● **Provided text**:
=======

- Location: MAGiC MaP
- Nearest town: Ferryhill
- Coordinates: 54°41′20″N 1°30′38″W﻿ / ﻿54.68889°N 1.51056°W
- Area: 22.72 ha (56.1 acres)
- Established: 1962 (as SSSI) 1992 (as NNR)
- Governing body: Natural England
- Website: Thrislington Plantation SSSI

= Thrislington Plantation =

Nature reserve in County Durham, England

Thrislington Plantation is a Site of Special Scientific Interest and a national nature reserve in County Durham, England. It is situated about 1 km east of Ferryhill, between the East Coast Main Line railway and the A1(M) road.

The site has one of the most important expanses of primary magnesian limestone grassland in Great Britain. In particular, it has the largest area of the grassland type which is characterised by blue moor-grass, Sesleria albicans, and small scabious, Scabiosa columbaria.

=======

● **Data extract**:

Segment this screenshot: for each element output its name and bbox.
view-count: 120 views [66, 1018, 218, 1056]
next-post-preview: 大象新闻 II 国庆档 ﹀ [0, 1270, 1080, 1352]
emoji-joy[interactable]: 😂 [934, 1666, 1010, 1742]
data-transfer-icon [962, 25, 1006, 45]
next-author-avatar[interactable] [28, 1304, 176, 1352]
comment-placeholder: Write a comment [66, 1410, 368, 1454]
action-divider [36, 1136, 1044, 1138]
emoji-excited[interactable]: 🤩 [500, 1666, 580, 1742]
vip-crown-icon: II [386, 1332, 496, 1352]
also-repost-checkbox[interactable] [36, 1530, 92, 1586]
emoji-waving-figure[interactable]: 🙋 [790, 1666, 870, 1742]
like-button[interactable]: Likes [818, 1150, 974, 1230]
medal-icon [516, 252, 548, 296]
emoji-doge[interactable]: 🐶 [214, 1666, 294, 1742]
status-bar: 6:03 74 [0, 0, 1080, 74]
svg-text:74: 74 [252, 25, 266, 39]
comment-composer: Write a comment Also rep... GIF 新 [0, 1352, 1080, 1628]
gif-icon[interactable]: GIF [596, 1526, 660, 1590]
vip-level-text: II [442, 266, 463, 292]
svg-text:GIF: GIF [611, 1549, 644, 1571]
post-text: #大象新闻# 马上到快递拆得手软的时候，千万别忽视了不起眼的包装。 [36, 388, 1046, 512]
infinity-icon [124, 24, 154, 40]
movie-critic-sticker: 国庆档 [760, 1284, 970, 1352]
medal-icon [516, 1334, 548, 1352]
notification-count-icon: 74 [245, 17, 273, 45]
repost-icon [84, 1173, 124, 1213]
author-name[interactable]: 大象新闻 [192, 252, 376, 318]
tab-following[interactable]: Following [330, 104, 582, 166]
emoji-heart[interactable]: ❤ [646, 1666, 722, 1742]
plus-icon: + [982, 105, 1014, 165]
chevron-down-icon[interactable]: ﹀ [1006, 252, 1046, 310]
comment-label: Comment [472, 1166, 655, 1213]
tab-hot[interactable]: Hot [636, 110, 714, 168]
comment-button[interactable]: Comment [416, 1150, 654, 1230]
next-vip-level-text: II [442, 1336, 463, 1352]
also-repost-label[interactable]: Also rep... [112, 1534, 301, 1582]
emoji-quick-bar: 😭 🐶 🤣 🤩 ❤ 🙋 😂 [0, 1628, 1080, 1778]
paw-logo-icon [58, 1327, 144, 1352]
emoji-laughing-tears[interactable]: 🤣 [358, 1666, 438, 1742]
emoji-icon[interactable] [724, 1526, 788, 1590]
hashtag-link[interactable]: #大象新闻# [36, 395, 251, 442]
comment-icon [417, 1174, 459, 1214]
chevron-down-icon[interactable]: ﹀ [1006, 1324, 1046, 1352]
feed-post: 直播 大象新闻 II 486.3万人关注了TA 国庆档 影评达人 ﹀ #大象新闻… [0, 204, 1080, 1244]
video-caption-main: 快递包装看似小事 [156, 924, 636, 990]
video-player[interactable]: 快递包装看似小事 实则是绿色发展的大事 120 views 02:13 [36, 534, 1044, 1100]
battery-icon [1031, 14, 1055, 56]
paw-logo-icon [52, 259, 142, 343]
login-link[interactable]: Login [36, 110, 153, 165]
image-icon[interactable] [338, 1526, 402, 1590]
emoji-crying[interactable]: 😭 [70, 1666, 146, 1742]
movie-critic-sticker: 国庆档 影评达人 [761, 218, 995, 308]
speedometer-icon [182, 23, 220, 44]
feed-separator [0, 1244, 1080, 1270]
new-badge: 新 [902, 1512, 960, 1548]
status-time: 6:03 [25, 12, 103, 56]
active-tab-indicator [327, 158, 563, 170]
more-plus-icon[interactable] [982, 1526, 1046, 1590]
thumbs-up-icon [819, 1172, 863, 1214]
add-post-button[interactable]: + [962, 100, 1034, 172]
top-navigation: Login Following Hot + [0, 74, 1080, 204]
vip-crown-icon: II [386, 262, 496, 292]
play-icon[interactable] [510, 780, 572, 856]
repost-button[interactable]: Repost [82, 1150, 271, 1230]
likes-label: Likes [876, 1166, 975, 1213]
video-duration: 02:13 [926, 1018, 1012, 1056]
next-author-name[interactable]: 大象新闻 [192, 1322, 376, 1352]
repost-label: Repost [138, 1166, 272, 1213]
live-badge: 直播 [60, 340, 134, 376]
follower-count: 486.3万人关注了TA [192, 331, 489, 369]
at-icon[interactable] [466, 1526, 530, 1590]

=======

● **Directions**: How would the Thrislington Plantation article go on after its last sentence? Write the next part.

● **Task output**:
The eastern part of the site is undisturbed grassland which, as well as species commonly associated with magnesian limestone, has a small population of the locally rare mountain everlasting, Antennaria dioica, and good populations of dark-red helleborine, Epipactis atrorubens, and perennial flax, Linum perenne subsp. anglicum, both of which are nationally scarce.

The western part of the site has been disturbed by quarrying and the vegetation here consists of primary turf that was translocated between 1982 and 1990. Although it remains rich in herbs, the characteristic features of magnesian limestone grassland were lost during the translocation: blue moor-grass is uncommon, while coltsfoot, Tussilago farfara, and field sow-thistle, Sonchus arvensis, which entered the grassland during translocation, persist.

The area supports a diverse invertebrate fauna, which includes the nationally rare least minor moth, Photedes captiuncula, the nationally notable Durham argus butterfly, Aricia artaxerxes salmacis, and the common glow-worm, Lampyris noctiluca.

== Landfill ==
The adjacent quarry is destined to become a landfill site.